▶ [EXERCISE MATERIAL]
┌────────
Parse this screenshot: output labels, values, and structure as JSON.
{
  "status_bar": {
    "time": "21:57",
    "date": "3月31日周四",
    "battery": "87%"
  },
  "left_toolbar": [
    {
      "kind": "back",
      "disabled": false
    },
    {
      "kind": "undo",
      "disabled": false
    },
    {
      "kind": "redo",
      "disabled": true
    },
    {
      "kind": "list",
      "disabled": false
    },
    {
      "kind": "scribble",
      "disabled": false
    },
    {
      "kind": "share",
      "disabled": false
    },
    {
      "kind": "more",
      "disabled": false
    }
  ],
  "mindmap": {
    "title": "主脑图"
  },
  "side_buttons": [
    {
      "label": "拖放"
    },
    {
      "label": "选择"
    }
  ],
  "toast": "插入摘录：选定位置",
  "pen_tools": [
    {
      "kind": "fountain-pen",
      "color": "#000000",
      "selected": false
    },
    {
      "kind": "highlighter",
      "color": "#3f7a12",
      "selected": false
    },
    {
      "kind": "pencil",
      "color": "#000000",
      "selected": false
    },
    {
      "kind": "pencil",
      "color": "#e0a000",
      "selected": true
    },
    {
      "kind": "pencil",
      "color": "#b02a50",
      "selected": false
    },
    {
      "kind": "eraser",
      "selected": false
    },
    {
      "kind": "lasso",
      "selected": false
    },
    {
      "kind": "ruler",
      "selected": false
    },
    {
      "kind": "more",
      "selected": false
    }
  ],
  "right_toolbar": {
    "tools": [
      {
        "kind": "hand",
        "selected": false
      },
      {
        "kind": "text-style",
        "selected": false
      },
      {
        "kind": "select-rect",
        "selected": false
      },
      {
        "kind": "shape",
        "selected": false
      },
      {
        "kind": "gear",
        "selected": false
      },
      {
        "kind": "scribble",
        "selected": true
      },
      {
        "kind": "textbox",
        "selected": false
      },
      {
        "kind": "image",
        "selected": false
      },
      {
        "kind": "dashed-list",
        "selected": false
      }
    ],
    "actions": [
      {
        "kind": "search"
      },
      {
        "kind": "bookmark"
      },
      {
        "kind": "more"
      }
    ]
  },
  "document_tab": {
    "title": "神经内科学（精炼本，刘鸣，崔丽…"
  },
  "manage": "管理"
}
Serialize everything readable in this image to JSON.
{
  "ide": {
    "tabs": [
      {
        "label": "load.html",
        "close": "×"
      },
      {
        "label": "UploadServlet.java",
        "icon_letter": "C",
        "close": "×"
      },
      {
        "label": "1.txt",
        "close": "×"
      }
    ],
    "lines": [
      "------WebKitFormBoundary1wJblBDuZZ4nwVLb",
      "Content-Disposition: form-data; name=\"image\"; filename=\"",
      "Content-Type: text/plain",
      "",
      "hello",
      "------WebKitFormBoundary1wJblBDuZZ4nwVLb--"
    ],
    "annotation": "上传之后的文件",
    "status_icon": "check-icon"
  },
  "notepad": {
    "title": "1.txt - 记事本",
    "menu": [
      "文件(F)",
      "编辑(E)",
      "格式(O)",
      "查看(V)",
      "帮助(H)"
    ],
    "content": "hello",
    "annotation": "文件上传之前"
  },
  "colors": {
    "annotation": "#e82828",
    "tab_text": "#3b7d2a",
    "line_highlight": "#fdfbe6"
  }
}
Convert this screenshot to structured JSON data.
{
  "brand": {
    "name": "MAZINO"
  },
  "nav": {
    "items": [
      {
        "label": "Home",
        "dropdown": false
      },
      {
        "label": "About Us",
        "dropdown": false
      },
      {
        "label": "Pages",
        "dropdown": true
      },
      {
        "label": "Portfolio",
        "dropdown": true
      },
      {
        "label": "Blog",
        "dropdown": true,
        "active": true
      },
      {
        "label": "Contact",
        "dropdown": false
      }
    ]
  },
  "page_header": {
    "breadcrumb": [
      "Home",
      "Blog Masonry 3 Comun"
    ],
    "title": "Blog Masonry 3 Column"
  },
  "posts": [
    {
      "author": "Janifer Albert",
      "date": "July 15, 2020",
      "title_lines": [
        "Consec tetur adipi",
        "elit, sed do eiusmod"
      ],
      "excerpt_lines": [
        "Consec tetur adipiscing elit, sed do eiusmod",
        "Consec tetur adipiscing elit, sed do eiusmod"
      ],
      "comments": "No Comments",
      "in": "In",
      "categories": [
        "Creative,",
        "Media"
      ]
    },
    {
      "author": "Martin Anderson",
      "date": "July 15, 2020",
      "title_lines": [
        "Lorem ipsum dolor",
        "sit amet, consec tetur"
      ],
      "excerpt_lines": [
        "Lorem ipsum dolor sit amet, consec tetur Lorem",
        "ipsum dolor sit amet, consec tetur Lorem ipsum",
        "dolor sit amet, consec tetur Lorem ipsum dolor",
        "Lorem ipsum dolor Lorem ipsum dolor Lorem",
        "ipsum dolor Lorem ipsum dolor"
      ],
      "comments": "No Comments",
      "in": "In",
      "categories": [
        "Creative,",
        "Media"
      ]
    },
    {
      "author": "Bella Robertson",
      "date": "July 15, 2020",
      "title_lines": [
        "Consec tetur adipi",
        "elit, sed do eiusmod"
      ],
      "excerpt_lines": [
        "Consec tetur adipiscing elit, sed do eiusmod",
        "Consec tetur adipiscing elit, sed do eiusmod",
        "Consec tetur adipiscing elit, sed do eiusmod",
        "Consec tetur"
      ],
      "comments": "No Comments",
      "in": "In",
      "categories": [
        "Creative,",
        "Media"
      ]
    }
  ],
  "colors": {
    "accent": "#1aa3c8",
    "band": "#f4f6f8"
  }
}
└────────
▶ [PROBLEM DESCRIPTION]
Above are the records; copy all of them exactly.

▶ [THE ANSWER]
Parse this screenshot: output labels, values, and structure as JSON.
{
  "status_bar": {
    "time": "21:57",
    "date": "3月31日周四",
    "battery": "87%"
  },
  "left_toolbar": [
    {
      "kind": "back",
      "disabled": false
    },
    {
      "kind": "undo",
      "disabled": false
    },
    {
      "kind": "redo",
      "disabled": true
    },
    {
      "kind": "list",
      "disabled": false
    },
    {
      "kind": "scribble",
      "disabled": false
    },
    {
      "kind": "share",
      "disabled": false
    },
    {
      "kind": "more",
      "disabled": false
    }
  ],
  "mindmap": {
    "title": "主脑图"
  },
  "side_buttons": [
    {
      "label": "拖放"
    },
    {
      "label": "选择"
    }
  ],
  "toast": "插入摘录：选定位置",
  "pen_tools": [
    {
      "kind": "fountain-pen",
      "color": "#000000",
      "selected": false
    },
    {
      "kind": "highlighter",
      "color": "#3f7a12",
      "selected": false
    },
    {
      "kind": "pencil",
      "color": "#000000",
      "selected": false
    },
    {
      "kind": "pencil",
      "color": "#e0a000",
      "selected": true
    },
    {
      "kind": "pencil",
      "color": "#b02a50",
      "selected": false
    },
    {
      "kind": "eraser",
      "selected": false
    },
    {
      "kind": "lasso",
      "selected": false
    },
    {
      "kind": "ruler",
      "selected": false
    },
    {
      "kind": "more",
      "selected": false
    }
  ],
  "right_toolbar": {
    "tools": [
      {
        "kind": "hand",
        "selected": false
      },
      {
        "kind": "text-style",
        "selected": false
      },
      {
        "kind": "select-rect",
        "selected": false
      },
      {
        "kind": "shape",
        "selected": false
      },
      {
        "kind": "gear",
        "selected": false
      },
      {
        "kind": "scribble",
        "selected": true
      },
      {
        "kind": "textbox",
        "selected": false
      },
      {
        "kind": "image",
        "selected": false
      },
      {
        "kind": "dashed-list",
        "selected": false
      }
    ],
    "actions": [
      {
        "kind": "search"
      },
      {
        "kind": "bookmark"
      },
      {
        "kind": "more"
      }
    ]
  },
  "document_tab": {
    "title": "神经内科学（精炼本，刘鸣，崔丽…"
  },
  "manage": "管理"
}
Serialize everything readable in this image to JSON.
{
  "ide": {
    "tabs": [
      {
        "label": "load.html",
        "close": "×"
      },
      {
        "label": "UploadServlet.java",
        "icon_letter": "C",
        "close": "×"
      },
      {
        "label": "1.txt",
        "close": "×"
      }
    ],
    "lines": [
      "------WebKitFormBoundary1wJblBDuZZ4nwVLb",
      "Content-Disposition: form-data; name=\"image\"; filename=\"",
      "Content-Type: text/plain",
      "",
      "hello",
      "------WebKitFormBoundary1wJblBDuZZ4nwVLb--"
    ],
    "annotation": "上传之后的文件",
    "status_icon": "check-icon"
  },
  "notepad": {
    "title": "1.txt - 记事本",
    "menu": [
      "文件(F)",
      "编辑(E)",
      "格式(O)",
      "查看(V)",
      "帮助(H)"
    ],
    "content": "hello",
    "annotation": "文件上传之前"
  },
  "colors": {
    "annotation": "#e82828",
    "tab_text": "#3b7d2a",
    "line_highlight": "#fdfbe6"
  }
}
Convert this screenshot to structured JSON data.
{
  "brand": {
    "name": "MAZINO"
  },
  "nav": {
    "items": [
      {
        "label": "Home",
        "dropdown": false
      },
      {
        "label": "About Us",
        "dropdown": false
      },
      {
        "label": "Pages",
        "dropdown": true
      },
      {
        "label": "Portfolio",
        "dropdown": true
      },
      {
        "label": "Blog",
        "dropdown": true,
        "active": true
      },
      {
        "label": "Contact",
        "dropdown": false
      }
    ]
  },
  "page_header": {
    "breadcrumb": [
      "Home",
      "Blog Masonry 3 Comun"
    ],
    "title": "Blog Masonry 3 Column"
  },
  "posts": [
    {
      "author": "Janifer Albert",
      "date": "July 15, 2020",
      "title_lines": [
        "Consec tetur adipi",
        "elit, sed do eiusmod"
      ],
      "excerpt_lines": [
        "Consec tetur adipiscing elit, sed do eiusmod",
        "Consec tetur adipiscing elit, sed do eiusmod"
      ],
      "comments": "No Comments",
      "in": "In",
      "categories": [
        "Creative,",
        "Media"
      ]
    },
    {
      "author": "Martin Anderson",
      "date": "July 15, 2020",
      "title_lines": [
        "Lorem ipsum dolor",
        "sit amet, consec tetur"
      ],
      "excerpt_lines": [
        "Lorem ipsum dolor sit amet, consec tetur Lorem",
        "ipsum dolor sit amet, consec tetur Lorem ipsum",
        "dolor sit amet, consec tetur Lorem ipsum dolor",
        "Lorem ipsum dolor Lorem ipsum dolor Lorem",
        "ipsum dolor Lorem ipsum dolor"
      ],
      "comments": "No Comments",
      "in": "In",
      "categories": [
        "Creative,",
        "Media"
      ]
    },
    {
      "author": "Bella Robertson",
      "date": "July 15, 2020",
      "title_lines": [
        "Consec tetur adipi",
        "elit, sed do eiusmod"
      ],
      "excerpt_lines": [
        "Consec tetur adipiscing elit, sed do eiusmod",
        "Consec tetur adipiscing elit, sed do eiusmod",
        "Consec tetur adipiscing elit, sed do eiusmod",
        "Consec tetur"
      ],
      "comments": "No Comments",
      "in": "In",
      "categories": [
        "Creative,",
        "Media"
      ]
    }
  ],
  "colors": {
    "accent": "#1aa3c8",
    "band": "#f4f6f8"
  }
}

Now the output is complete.